:: Exercise goal ::
Go through the listing and copy every line word for word.

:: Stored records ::
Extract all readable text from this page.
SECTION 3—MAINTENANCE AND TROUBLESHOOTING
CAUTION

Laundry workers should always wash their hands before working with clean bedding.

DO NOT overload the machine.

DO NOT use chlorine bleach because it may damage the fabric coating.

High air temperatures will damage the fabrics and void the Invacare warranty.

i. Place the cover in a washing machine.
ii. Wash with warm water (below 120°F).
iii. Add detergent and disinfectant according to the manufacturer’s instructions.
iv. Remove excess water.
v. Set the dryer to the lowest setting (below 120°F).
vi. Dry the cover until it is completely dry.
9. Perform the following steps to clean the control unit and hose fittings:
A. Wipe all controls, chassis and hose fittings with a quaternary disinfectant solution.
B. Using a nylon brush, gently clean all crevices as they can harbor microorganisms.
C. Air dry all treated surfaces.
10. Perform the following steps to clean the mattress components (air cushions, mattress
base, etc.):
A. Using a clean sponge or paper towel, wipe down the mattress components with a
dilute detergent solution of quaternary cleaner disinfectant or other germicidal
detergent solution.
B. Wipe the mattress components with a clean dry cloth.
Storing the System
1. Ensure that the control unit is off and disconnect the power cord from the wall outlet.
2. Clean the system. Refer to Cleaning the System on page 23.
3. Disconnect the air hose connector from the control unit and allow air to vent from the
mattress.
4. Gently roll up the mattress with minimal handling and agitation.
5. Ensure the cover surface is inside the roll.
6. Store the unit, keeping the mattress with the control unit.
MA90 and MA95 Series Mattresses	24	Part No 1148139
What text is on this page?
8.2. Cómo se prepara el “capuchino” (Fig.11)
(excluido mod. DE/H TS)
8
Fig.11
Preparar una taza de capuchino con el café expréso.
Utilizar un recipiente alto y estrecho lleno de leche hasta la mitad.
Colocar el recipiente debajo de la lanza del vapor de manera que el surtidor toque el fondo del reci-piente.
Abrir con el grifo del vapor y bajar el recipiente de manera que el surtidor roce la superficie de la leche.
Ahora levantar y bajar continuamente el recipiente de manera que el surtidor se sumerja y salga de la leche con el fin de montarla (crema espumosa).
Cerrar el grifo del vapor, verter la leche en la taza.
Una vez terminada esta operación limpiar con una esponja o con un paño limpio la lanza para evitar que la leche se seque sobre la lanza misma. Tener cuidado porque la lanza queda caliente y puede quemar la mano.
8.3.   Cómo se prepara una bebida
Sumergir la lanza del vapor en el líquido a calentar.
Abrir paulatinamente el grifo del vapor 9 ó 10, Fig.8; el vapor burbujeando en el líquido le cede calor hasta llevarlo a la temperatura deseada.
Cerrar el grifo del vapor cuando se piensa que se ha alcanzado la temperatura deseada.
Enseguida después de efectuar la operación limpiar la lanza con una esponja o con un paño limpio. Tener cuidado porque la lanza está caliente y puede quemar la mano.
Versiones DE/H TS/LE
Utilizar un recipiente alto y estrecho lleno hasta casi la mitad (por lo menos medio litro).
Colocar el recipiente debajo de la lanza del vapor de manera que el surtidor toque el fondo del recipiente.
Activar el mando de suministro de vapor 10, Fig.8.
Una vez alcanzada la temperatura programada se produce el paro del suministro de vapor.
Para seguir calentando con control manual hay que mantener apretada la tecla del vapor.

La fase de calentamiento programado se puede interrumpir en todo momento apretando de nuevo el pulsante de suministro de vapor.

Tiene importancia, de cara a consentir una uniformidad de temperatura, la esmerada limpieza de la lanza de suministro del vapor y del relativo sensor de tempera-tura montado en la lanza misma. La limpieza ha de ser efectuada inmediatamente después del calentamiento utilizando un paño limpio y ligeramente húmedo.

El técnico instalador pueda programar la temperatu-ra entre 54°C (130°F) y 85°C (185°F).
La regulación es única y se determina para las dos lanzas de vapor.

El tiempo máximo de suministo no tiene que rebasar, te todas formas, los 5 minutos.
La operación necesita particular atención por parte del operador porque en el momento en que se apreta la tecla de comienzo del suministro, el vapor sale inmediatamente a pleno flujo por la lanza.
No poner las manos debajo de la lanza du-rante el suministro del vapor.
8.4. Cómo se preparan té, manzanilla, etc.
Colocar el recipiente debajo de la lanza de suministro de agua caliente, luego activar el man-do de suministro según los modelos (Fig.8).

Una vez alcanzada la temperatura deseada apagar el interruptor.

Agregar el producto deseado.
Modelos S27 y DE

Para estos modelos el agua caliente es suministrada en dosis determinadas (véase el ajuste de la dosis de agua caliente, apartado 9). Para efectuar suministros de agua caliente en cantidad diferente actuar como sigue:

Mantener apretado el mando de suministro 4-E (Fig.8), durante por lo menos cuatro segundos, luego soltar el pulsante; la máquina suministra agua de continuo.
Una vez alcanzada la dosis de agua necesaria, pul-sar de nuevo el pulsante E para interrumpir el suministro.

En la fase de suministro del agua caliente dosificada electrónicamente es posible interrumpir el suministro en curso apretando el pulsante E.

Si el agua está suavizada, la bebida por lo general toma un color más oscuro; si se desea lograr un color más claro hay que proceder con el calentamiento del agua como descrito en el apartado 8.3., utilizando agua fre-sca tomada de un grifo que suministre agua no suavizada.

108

:: Right answer ::
Extract all readable text from this page.
SECTION 3—MAINTENANCE AND TROUBLESHOOTING
CAUTION

Laundry workers should always wash their hands before working with clean bedding.

DO NOT overload the machine.

DO NOT use chlorine bleach because it may damage the fabric coating.

High air temperatures will damage the fabrics and void the Invacare warranty.

i. Place the cover in a washing machine.
ii. Wash with warm water (below 120°F).
iii. Add detergent and disinfectant according to the manufacturer’s instructions.
iv. Remove excess water.
v. Set the dryer to the lowest setting (below 120°F).
vi. Dry the cover until it is completely dry.
9. Perform the following steps to clean the control unit and hose fittings:
A. Wipe all controls, chassis and hose fittings with a quaternary disinfectant solution.
B. Using a nylon brush, gently clean all crevices as they can harbor microorganisms.
C. Air dry all treated surfaces.
10. Perform the following steps to clean the mattress components (air cushions, mattress
base, etc.):
A. Using a clean sponge or paper towel, wipe down the mattress components with a
dilute detergent solution of quaternary cleaner disinfectant or other germicidal
detergent solution.
B. Wipe the mattress components with a clean dry cloth.
Storing the System
1. Ensure that the control unit is off and disconnect the power cord from the wall outlet.
2. Clean the system. Refer to Cleaning the System on page 23.
3. Disconnect the air hose connector from the control unit and allow air to vent from the
mattress.
4. Gently roll up the mattress with minimal handling and agitation.
5. Ensure the cover surface is inside the roll.
6. Store the unit, keeping the mattress with the control unit.
MA90 and MA95 Series Mattresses	24	Part No 1148139
What text is on this page?
8.2. Cómo se prepara el “capuchino” (Fig.11)
(excluido mod. DE/H TS)
8
Fig.11
Preparar una taza de capuchino con el café expréso.
Utilizar un recipiente alto y estrecho lleno de leche hasta la mitad.
Colocar el recipiente debajo de la lanza del vapor de manera que el surtidor toque el fondo del reci-piente.
Abrir con el grifo del vapor y bajar el recipiente de manera que el surtidor roce la superficie de la leche.
Ahora levantar y bajar continuamente el recipiente de manera que el surtidor se sumerja y salga de la leche con el fin de montarla (crema espumosa).
Cerrar el grifo del vapor, verter la leche en la taza.
Una vez terminada esta operación limpiar con una esponja o con un paño limpio la lanza para evitar que la leche se seque sobre la lanza misma. Tener cuidado porque la lanza queda caliente y puede quemar la mano.
8.3.   Cómo se prepara una bebida
Sumergir la lanza del vapor en el líquido a calentar.
Abrir paulatinamente el grifo del vapor 9 ó 10, Fig.8; el vapor burbujeando en el líquido le cede calor hasta llevarlo a la temperatura deseada.
Cerrar el grifo del vapor cuando se piensa que se ha alcanzado la temperatura deseada.
Enseguida después de efectuar la operación limpiar la lanza con una esponja o con un paño limpio. Tener cuidado porque la lanza está caliente y puede quemar la mano.
Versiones DE/H TS/LE
Utilizar un recipiente alto y estrecho lleno hasta casi la mitad (por lo menos medio litro).
Colocar el recipiente debajo de la lanza del vapor de manera que el surtidor toque el fondo del recipiente.
Activar el mando de suministro de vapor 10, Fig.8.
Una vez alcanzada la temperatura programada se produce el paro del suministro de vapor.
Para seguir calentando con control manual hay que mantener apretada la tecla del vapor.

La fase de calentamiento programado se puede interrumpir en todo momento apretando de nuevo el pulsante de suministro de vapor.

Tiene importancia, de cara a consentir una uniformidad de temperatura, la esmerada limpieza de la lanza de suministro del vapor y del relativo sensor de tempera-tura montado en la lanza misma. La limpieza ha de ser efectuada inmediatamente después del calentamiento utilizando un paño limpio y ligeramente húmedo.

El técnico instalador pueda programar la temperatu-ra entre 54°C (130°F) y 85°C (185°F).
La regulación es única y se determina para las dos lanzas de vapor.

El tiempo máximo de suministo no tiene que rebasar, te todas formas, los 5 minutos.
La operación necesita particular atención por parte del operador porque en el momento en que se apreta la tecla de comienzo del suministro, el vapor sale inmediatamente a pleno flujo por la lanza.
No poner las manos debajo de la lanza du-rante el suministro del vapor.
8.4. Cómo se preparan té, manzanilla, etc.
Colocar el recipiente debajo de la lanza de suministro de agua caliente, luego activar el man-do de suministro según los modelos (Fig.8).

Una vez alcanzada la temperatura deseada apagar el interruptor.

Agregar el producto deseado.
Modelos S27 y DE

Para estos modelos el agua caliente es suministrada en dosis determinadas (véase el ajuste de la dosis de agua caliente, apartado 9). Para efectuar suministros de agua caliente en cantidad diferente actuar como sigue:

Mantener apretado el mando de suministro 4-E (Fig.8), durante por lo menos cuatro segundos, luego soltar el pulsante; la máquina suministra agua de continuo.
Una vez alcanzada la dosis de agua necesaria, pul-sar de nuevo el pulsante E para interrumpir el suministro.

En la fase de suministro del agua caliente dosificada electrónicamente es posible interrumpir el suministro en curso apretando el pulsante E.

Si el agua está suavizada, la bebida por lo general toma un color más oscuro; si se desea lograr un color más claro hay que proceder con el calentamiento del agua como descrito en el apartado 8.3., utilizando agua fre-sca tomada de un grifo que suministre agua no suavizada.

108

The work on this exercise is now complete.